Reproduce the entire listing word for word.

---- Data

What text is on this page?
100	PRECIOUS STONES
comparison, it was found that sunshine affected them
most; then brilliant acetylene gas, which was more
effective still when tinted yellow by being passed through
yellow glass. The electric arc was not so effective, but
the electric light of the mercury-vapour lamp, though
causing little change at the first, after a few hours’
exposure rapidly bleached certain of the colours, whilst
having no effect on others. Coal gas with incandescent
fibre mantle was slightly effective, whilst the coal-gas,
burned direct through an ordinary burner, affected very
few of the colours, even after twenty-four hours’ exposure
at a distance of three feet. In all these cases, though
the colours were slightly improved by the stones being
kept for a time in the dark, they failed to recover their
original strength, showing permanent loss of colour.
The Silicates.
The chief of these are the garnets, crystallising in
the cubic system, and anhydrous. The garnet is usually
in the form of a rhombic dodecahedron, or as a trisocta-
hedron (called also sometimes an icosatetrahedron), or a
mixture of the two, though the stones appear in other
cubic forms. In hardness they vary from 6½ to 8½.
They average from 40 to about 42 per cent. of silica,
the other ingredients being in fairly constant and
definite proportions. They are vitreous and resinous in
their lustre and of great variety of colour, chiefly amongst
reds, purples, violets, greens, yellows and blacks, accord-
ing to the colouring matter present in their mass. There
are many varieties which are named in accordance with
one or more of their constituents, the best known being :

--------

#### [Result of this exercise]
What text is on this page?
100	PRECIOUS STONES
comparison, it was found that sunshine affected them
most; then brilliant acetylene gas, which was more
effective still when tinted yellow by being passed through
yellow glass. The electric arc was not so effective, but
the electric light of the mercury-vapour lamp, though
causing little change at the first, after a few hours’
exposure rapidly bleached certain of the colours, whilst
having no effect on others. Coal gas with incandescent
fibre mantle was slightly effective, whilst the coal-gas,
burned direct through an ordinary burner, affected very
few of the colours, even after twenty-four hours’ exposure
at a distance of three feet. In all these cases, though
the colours were slightly improved by the stones being
kept for a time in the dark, they failed to recover their
original strength, showing permanent loss of colour.
The Silicates.
The chief of these are the garnets, crystallising in
the cubic system, and anhydrous. The garnet is usually
in the form of a rhombic dodecahedron, or as a trisocta-
hedron (called also sometimes an icosatetrahedron), or a
mixture of the two, though the stones appear in other
cubic forms. In hardness they vary from 6½ to 8½.
They average from 40 to about 42 per cent. of silica,
the other ingredients being in fairly constant and
definite proportions. They are vitreous and resinous in
their lustre and of great variety of colour, chiefly amongst
reds, purples, violets, greens, yellows and blacks, accord-
ing to the colouring matter present in their mass. There
are many varieties which are named in accordance with
one or more of their constituents, the best known being :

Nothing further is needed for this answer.